_WHAT TO WORK ON_: Reproduce every one of the entries below word for word, keeping each line as it appears.

_DATA SECTION_:

+++

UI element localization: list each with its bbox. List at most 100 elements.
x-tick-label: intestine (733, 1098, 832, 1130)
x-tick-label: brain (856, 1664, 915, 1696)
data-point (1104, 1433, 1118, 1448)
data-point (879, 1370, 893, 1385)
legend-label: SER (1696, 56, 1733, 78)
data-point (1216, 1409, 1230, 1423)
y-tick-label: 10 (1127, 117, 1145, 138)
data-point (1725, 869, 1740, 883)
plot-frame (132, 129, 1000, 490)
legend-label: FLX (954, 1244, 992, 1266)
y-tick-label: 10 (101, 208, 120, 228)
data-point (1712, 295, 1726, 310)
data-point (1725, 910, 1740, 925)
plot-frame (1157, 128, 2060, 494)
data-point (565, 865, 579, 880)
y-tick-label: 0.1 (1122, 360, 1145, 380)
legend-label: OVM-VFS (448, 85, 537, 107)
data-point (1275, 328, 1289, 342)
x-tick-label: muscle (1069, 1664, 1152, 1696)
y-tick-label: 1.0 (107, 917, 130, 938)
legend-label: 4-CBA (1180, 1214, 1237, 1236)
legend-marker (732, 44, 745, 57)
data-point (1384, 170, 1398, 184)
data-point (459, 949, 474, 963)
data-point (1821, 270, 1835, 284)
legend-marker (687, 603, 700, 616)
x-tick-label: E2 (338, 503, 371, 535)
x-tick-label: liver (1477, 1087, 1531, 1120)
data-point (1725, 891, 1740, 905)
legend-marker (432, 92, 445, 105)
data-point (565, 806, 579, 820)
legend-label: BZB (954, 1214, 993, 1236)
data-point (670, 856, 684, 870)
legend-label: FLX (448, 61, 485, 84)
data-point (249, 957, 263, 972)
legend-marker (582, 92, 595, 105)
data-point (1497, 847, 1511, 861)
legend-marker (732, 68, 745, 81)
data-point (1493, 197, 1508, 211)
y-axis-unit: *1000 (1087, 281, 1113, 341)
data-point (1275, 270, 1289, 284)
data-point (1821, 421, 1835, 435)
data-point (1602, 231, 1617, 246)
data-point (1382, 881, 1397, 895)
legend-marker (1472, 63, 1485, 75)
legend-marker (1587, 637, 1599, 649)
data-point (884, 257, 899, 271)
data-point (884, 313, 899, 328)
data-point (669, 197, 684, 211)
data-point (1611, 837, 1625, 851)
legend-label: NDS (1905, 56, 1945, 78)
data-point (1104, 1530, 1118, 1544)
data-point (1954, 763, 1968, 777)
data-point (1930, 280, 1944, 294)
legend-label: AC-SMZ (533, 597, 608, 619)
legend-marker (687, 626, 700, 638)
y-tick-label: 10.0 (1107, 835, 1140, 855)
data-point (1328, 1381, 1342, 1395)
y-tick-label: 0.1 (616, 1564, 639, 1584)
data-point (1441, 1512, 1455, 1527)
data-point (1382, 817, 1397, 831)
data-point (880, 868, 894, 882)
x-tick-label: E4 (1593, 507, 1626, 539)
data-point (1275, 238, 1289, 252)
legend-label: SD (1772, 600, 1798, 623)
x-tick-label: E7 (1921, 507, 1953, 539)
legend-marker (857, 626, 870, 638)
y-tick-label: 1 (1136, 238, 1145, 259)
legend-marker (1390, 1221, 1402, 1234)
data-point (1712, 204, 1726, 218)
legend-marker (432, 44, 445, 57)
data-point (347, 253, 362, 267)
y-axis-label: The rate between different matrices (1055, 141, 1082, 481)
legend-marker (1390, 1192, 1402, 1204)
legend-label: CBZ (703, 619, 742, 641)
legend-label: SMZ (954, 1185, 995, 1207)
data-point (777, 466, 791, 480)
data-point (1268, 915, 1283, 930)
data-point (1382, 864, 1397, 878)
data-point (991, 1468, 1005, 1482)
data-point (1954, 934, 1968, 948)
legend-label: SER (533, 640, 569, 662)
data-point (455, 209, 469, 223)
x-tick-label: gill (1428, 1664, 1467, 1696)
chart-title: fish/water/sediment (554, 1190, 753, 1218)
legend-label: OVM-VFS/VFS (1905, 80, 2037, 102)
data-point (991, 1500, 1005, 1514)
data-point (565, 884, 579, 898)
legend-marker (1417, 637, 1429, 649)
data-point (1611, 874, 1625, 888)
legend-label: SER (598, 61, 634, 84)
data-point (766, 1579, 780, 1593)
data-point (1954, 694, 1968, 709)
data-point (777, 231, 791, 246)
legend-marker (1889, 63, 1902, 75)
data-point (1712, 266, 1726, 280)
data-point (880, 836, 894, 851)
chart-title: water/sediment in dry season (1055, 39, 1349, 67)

+++

_TASK SOLUTION_:
UI element localization: list each with its bbox. List at most 100 elements.
x-tick-label: intestine (733, 1098, 832, 1130)
x-tick-label: brain (856, 1664, 915, 1696)
data-point (1104, 1433, 1118, 1448)
data-point (879, 1370, 893, 1385)
legend-label: SER (1696, 56, 1733, 78)
data-point (1216, 1409, 1230, 1423)
y-tick-label: 10 (1127, 117, 1145, 138)
data-point (1725, 869, 1740, 883)
plot-frame (132, 129, 1000, 490)
legend-label: FLX (954, 1244, 992, 1266)
y-tick-label: 10 (101, 208, 120, 228)
data-point (1712, 295, 1726, 310)
data-point (1725, 910, 1740, 925)
plot-frame (1157, 128, 2060, 494)
data-point (565, 865, 579, 880)
y-tick-label: 0.1 (1122, 360, 1145, 380)
legend-label: OVM-VFS (448, 85, 537, 107)
data-point (1275, 328, 1289, 342)
x-tick-label: muscle (1069, 1664, 1152, 1696)
y-tick-label: 1.0 (107, 917, 130, 938)
legend-label: 4-CBA (1180, 1214, 1237, 1236)
legend-marker (732, 44, 745, 57)
data-point (1384, 170, 1398, 184)
data-point (459, 949, 474, 963)
data-point (1821, 270, 1835, 284)
legend-marker (687, 603, 700, 616)
x-tick-label: E2 (338, 503, 371, 535)
x-tick-label: liver (1477, 1087, 1531, 1120)
data-point (1725, 891, 1740, 905)
legend-marker (432, 92, 445, 105)
data-point (565, 806, 579, 820)
legend-label: BZB (954, 1214, 993, 1236)
data-point (670, 856, 684, 870)
legend-label: FLX (448, 61, 485, 84)
data-point (249, 957, 263, 972)
legend-marker (582, 92, 595, 105)
data-point (1497, 847, 1511, 861)
legend-marker (732, 68, 745, 81)
data-point (1493, 197, 1508, 211)
y-axis-unit: *1000 (1087, 281, 1113, 341)
data-point (1275, 270, 1289, 284)
data-point (1821, 421, 1835, 435)
data-point (1602, 231, 1617, 246)
data-point (1382, 881, 1397, 895)
legend-marker (1472, 63, 1485, 75)
legend-marker (1587, 637, 1599, 649)
data-point (884, 257, 899, 271)
data-point (884, 313, 899, 328)
data-point (669, 197, 684, 211)
data-point (1611, 837, 1625, 851)
legend-label: NDS (1905, 56, 1945, 78)
data-point (1104, 1530, 1118, 1544)
data-point (1954, 763, 1968, 777)
data-point (1930, 280, 1944, 294)
legend-label: AC-SMZ (533, 597, 608, 619)
legend-marker (687, 626, 700, 638)
y-tick-label: 10.0 (1107, 835, 1140, 855)
data-point (1328, 1381, 1342, 1395)
y-tick-label: 0.1 (616, 1564, 639, 1584)
data-point (1441, 1512, 1455, 1527)
data-point (1382, 817, 1397, 831)
data-point (880, 868, 894, 882)
x-tick-label: E4 (1593, 507, 1626, 539)
data-point (1275, 238, 1289, 252)
legend-label: SD (1772, 600, 1798, 623)
x-tick-label: E7 (1921, 507, 1953, 539)
legend-marker (857, 626, 870, 638)
y-tick-label: 1 (1136, 238, 1145, 259)
legend-marker (1390, 1221, 1402, 1234)
data-point (1712, 204, 1726, 218)
legend-marker (432, 44, 445, 57)
data-point (347, 253, 362, 267)
y-axis-label: The rate between different matrices (1055, 141, 1082, 481)
legend-marker (1390, 1192, 1402, 1204)
legend-label: CBZ (703, 619, 742, 641)
legend-label: SMZ (954, 1185, 995, 1207)
data-point (777, 466, 791, 480)
data-point (1268, 915, 1283, 930)
data-point (1382, 864, 1397, 878)
data-point (991, 1468, 1005, 1482)
data-point (1954, 934, 1968, 948)
legend-label: SER (533, 640, 569, 662)
data-point (455, 209, 469, 223)
x-tick-label: gill (1428, 1664, 1467, 1696)
chart-title: fish/water/sediment (554, 1190, 753, 1218)
legend-label: OVM-VFS/VFS (1905, 80, 2037, 102)
data-point (991, 1500, 1005, 1514)
data-point (565, 884, 579, 898)
legend-marker (1417, 637, 1429, 649)
data-point (1611, 874, 1625, 888)
legend-label: SER (598, 61, 634, 84)
data-point (766, 1579, 780, 1593)
data-point (1954, 694, 1968, 709)
data-point (777, 231, 791, 246)
legend-marker (1889, 63, 1902, 75)
data-point (1712, 266, 1726, 280)
data-point (880, 836, 894, 851)
chart-title: water/sediment in dry season (1055, 39, 1349, 67)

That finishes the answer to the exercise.